→ **TO DO**: From the listing below, select every line where the word "JSON" appears.

═════ INFORMATION SHOWN

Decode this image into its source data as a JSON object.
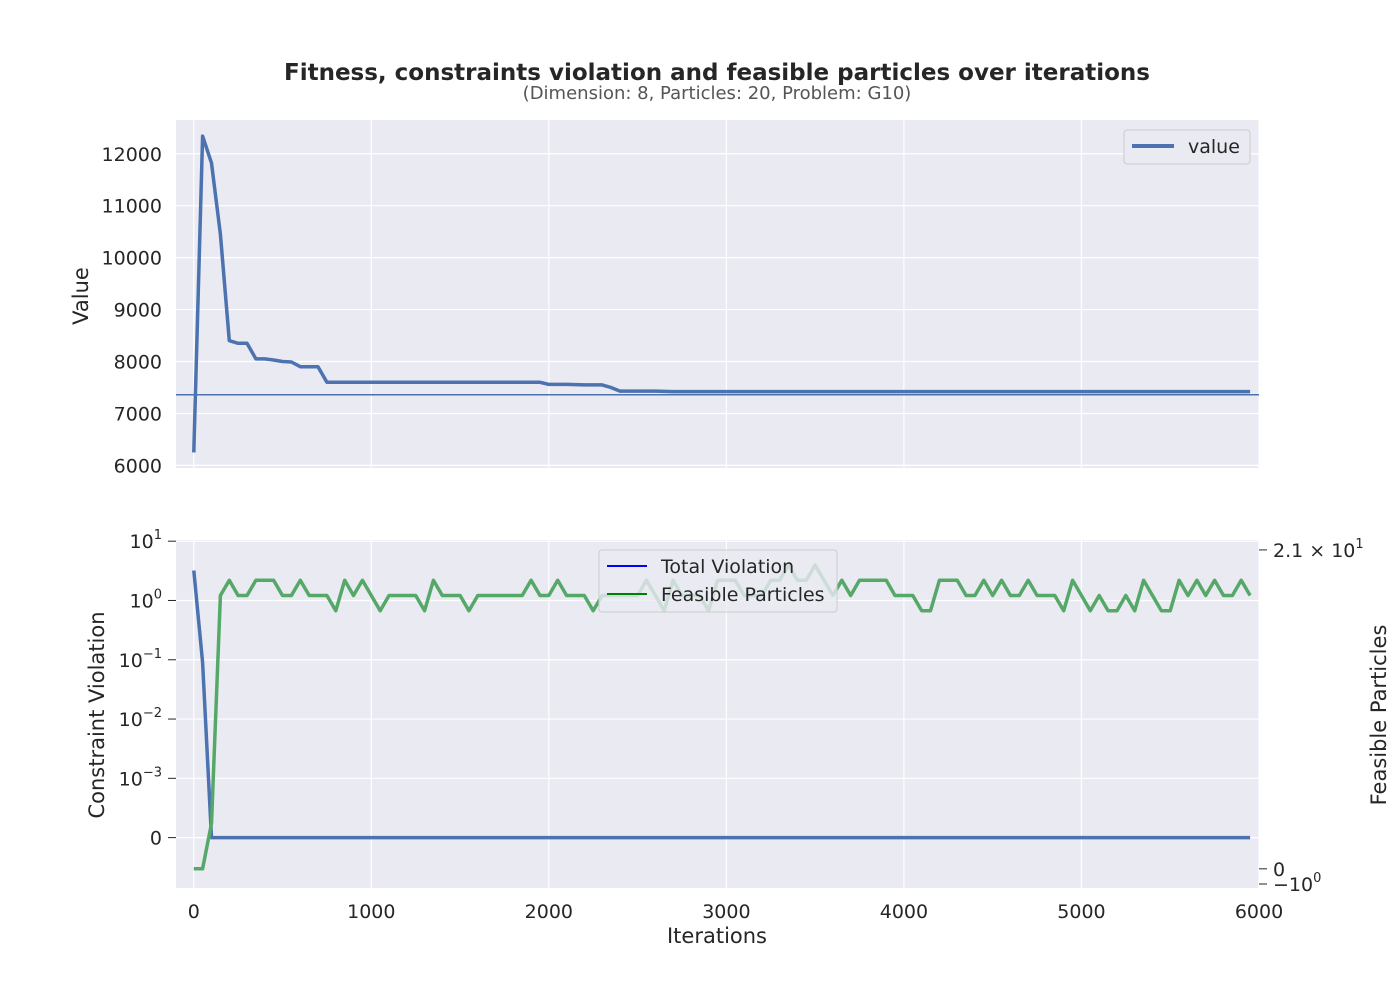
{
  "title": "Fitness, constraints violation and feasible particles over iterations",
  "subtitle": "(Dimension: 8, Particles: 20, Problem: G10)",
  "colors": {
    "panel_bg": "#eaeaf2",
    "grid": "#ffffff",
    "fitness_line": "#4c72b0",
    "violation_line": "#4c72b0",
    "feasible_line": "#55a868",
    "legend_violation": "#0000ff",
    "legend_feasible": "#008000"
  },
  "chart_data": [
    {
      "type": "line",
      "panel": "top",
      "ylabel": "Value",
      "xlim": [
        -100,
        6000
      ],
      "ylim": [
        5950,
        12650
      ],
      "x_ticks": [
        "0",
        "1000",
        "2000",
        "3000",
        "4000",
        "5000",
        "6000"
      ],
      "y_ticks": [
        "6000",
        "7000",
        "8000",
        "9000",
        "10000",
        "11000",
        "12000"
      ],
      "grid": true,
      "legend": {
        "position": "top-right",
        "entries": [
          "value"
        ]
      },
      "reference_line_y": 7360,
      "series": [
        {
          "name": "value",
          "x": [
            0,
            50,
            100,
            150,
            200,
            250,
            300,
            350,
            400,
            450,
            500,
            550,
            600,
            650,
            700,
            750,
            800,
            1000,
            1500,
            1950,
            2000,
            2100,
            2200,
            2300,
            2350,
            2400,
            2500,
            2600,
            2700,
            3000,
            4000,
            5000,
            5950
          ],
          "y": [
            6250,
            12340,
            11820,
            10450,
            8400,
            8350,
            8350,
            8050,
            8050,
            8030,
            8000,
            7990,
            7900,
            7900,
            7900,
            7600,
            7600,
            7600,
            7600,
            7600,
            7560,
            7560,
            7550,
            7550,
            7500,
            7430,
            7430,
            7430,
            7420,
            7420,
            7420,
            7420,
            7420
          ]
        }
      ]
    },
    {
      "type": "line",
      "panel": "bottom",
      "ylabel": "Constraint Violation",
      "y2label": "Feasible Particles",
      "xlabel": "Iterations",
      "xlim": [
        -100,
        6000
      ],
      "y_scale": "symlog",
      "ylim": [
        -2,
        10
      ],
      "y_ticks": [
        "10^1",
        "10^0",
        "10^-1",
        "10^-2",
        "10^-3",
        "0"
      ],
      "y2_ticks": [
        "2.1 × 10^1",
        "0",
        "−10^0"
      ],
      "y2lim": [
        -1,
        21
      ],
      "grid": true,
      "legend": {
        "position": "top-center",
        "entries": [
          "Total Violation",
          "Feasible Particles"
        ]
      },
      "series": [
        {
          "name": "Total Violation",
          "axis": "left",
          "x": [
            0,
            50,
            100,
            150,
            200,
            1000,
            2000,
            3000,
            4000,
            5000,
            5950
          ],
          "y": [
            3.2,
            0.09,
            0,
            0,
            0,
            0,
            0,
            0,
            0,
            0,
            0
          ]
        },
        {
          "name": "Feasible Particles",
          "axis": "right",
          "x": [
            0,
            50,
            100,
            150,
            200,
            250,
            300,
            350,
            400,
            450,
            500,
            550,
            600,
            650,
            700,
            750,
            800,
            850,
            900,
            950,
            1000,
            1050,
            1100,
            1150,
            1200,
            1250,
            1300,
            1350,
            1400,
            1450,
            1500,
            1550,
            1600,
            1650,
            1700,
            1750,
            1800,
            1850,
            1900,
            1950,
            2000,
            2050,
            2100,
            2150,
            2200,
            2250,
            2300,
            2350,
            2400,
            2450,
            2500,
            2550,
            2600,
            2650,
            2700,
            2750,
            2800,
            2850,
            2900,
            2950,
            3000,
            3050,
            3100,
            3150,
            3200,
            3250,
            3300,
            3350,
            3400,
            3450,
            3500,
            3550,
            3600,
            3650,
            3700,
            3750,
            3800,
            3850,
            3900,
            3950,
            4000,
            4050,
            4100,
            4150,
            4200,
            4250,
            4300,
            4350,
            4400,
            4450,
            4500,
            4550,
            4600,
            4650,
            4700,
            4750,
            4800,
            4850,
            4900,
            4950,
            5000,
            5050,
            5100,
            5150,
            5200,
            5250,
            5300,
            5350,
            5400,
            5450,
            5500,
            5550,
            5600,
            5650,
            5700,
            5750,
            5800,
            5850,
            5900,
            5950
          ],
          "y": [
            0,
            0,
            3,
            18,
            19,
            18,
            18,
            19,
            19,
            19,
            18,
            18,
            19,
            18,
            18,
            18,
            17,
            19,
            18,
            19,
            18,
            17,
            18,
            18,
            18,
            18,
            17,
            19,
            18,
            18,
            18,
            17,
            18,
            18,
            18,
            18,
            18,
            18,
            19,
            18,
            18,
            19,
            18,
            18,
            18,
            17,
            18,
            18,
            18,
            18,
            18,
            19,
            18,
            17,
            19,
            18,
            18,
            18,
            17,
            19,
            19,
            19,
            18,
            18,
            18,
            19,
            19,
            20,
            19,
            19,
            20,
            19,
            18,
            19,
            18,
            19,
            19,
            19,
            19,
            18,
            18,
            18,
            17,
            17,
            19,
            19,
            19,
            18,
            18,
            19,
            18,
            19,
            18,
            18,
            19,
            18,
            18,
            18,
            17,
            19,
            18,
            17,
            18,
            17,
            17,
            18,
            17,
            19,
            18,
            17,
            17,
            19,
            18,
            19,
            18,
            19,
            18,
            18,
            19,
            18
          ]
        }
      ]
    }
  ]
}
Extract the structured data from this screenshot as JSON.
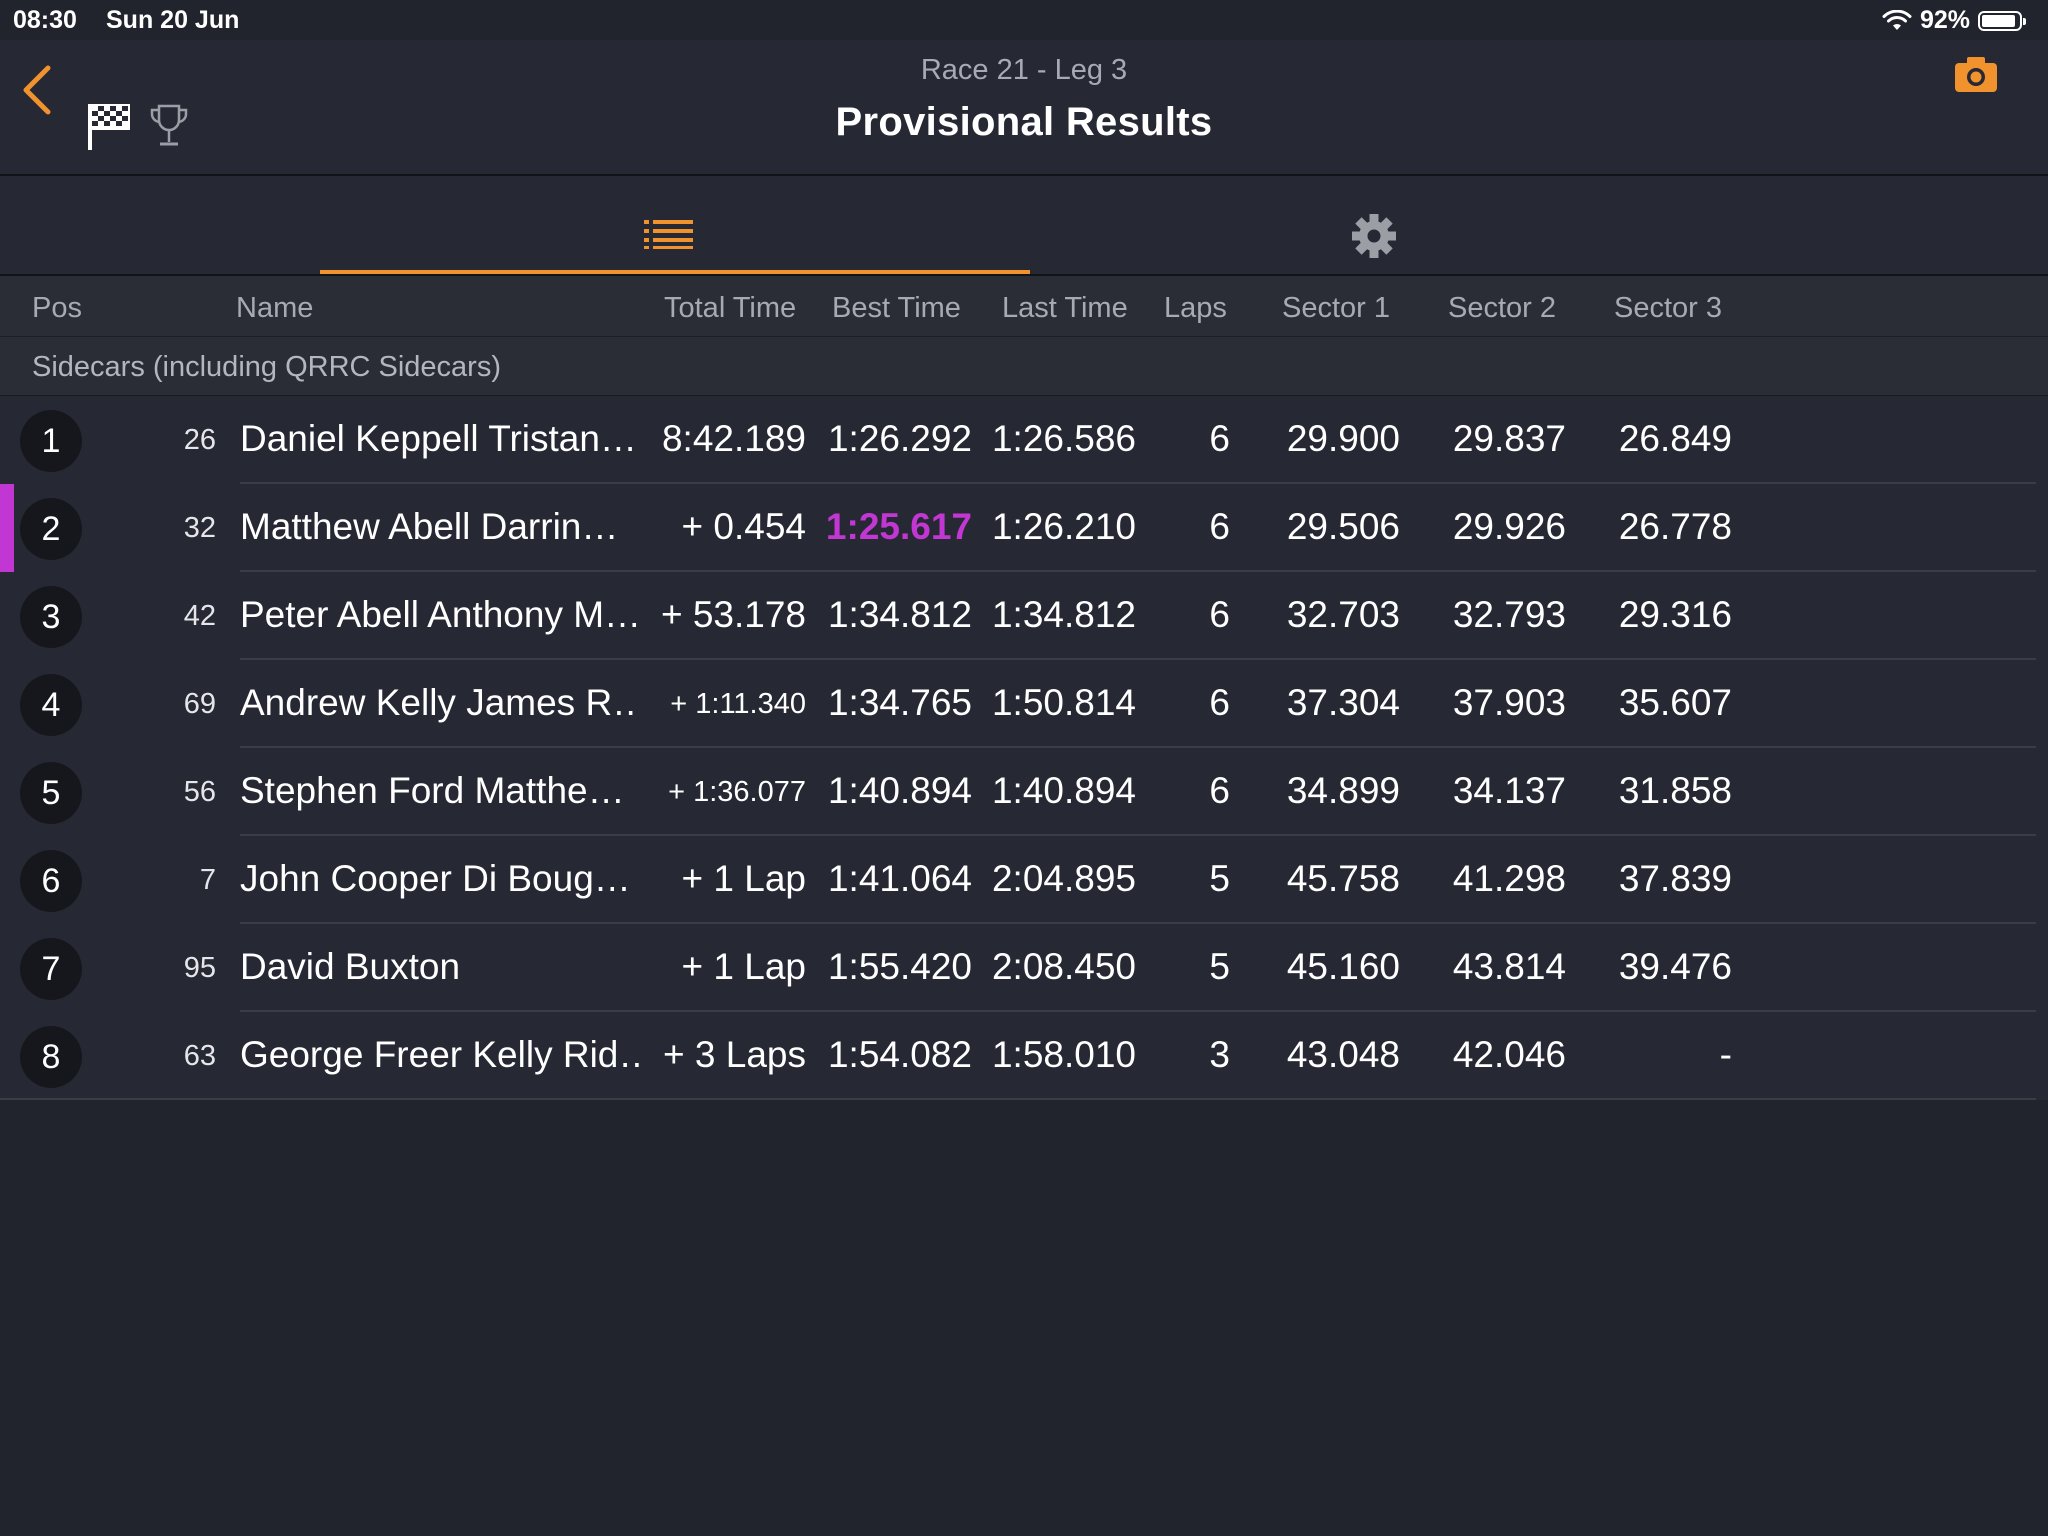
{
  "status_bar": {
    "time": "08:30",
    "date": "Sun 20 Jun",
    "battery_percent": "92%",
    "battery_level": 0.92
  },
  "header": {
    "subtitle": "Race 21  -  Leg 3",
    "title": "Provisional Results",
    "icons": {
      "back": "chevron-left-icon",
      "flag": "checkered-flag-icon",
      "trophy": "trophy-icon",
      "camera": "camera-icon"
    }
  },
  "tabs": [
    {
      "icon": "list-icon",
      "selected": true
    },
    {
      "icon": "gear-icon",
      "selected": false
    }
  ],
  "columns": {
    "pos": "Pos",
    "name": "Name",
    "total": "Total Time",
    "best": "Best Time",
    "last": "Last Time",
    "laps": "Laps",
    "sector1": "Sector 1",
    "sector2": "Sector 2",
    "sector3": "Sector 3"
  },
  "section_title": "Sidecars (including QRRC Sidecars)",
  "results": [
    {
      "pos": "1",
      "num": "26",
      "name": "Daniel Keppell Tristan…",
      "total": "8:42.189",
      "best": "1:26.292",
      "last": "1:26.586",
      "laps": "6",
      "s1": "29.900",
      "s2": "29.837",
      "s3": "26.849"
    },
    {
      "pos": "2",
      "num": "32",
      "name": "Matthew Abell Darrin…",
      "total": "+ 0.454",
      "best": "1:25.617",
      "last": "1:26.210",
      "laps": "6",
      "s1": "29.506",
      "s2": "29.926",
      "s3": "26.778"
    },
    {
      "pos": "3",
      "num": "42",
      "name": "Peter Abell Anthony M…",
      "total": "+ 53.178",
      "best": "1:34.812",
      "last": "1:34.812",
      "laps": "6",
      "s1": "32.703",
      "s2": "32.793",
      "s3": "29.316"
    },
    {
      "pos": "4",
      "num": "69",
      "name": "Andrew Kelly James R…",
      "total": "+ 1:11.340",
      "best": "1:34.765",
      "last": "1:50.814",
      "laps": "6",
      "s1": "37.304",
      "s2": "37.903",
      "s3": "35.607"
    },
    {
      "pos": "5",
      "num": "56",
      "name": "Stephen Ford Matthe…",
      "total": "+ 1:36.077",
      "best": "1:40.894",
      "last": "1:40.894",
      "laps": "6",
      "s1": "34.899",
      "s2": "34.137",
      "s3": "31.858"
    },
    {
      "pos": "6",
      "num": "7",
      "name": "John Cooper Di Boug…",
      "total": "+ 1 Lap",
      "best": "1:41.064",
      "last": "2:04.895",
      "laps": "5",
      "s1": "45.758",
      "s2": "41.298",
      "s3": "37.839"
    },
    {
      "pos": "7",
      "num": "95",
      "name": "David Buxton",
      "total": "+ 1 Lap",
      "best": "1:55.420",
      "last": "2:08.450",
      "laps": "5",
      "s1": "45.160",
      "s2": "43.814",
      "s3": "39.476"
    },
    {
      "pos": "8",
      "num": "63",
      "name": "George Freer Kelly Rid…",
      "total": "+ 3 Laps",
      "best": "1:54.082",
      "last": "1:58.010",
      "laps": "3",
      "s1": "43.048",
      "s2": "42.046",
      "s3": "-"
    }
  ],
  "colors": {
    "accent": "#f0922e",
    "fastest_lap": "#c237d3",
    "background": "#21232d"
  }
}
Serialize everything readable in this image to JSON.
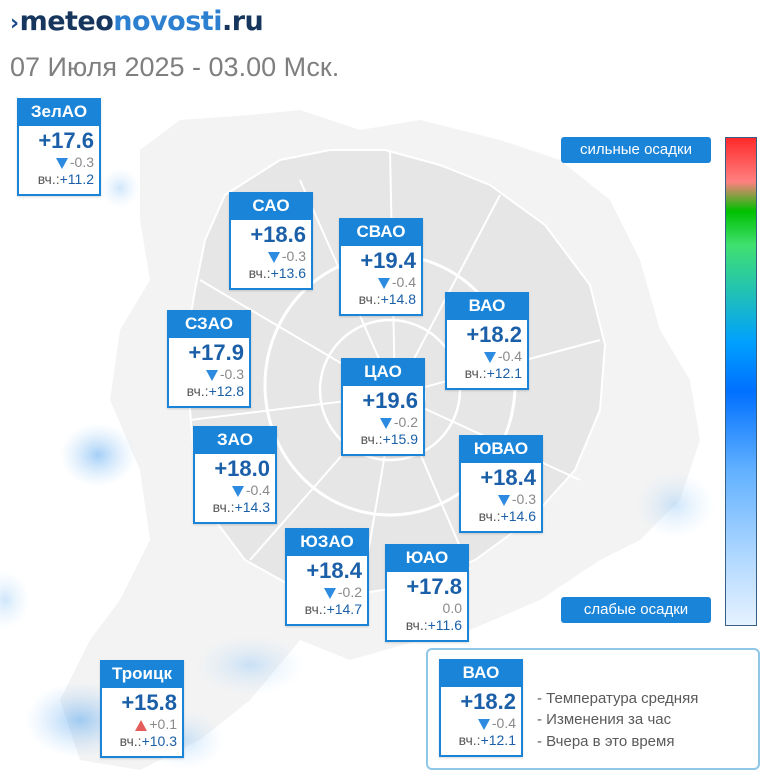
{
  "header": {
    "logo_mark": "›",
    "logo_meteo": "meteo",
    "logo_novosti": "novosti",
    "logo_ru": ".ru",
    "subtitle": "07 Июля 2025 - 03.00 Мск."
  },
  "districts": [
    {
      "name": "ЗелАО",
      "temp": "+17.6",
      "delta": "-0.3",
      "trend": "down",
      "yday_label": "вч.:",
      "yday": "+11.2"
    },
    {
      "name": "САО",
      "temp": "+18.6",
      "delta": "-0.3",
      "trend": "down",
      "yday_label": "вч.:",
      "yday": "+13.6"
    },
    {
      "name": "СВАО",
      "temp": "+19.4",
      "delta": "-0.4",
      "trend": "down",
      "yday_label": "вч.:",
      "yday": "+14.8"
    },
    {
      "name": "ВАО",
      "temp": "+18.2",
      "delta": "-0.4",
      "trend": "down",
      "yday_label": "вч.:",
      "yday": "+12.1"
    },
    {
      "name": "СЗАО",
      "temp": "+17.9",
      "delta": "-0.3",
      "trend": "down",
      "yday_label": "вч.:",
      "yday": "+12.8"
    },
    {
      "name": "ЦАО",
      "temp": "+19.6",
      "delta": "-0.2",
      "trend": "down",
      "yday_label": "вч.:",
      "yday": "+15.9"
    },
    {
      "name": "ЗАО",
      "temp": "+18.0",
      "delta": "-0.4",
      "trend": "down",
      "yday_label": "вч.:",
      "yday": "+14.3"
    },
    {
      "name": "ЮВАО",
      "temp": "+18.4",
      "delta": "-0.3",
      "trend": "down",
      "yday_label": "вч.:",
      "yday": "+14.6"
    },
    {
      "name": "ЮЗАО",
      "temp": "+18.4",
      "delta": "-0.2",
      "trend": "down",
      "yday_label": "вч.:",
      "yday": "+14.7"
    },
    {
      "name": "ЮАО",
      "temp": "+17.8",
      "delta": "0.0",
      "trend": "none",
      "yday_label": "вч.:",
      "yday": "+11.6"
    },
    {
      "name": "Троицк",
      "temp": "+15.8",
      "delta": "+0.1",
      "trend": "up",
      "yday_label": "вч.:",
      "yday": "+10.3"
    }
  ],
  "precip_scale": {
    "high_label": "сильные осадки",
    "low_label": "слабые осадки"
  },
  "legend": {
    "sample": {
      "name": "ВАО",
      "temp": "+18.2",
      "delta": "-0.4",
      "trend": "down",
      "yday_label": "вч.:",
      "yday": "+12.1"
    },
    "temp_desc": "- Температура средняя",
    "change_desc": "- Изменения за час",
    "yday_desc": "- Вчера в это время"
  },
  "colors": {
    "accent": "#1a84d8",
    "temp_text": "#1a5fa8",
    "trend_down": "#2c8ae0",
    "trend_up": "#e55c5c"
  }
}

══════════

→ **RESULT**:
Decode this image into its source data as a JSON object.
Extract the structured data from this screenshot as JSON.
Serialize everything readable in this image to JSON.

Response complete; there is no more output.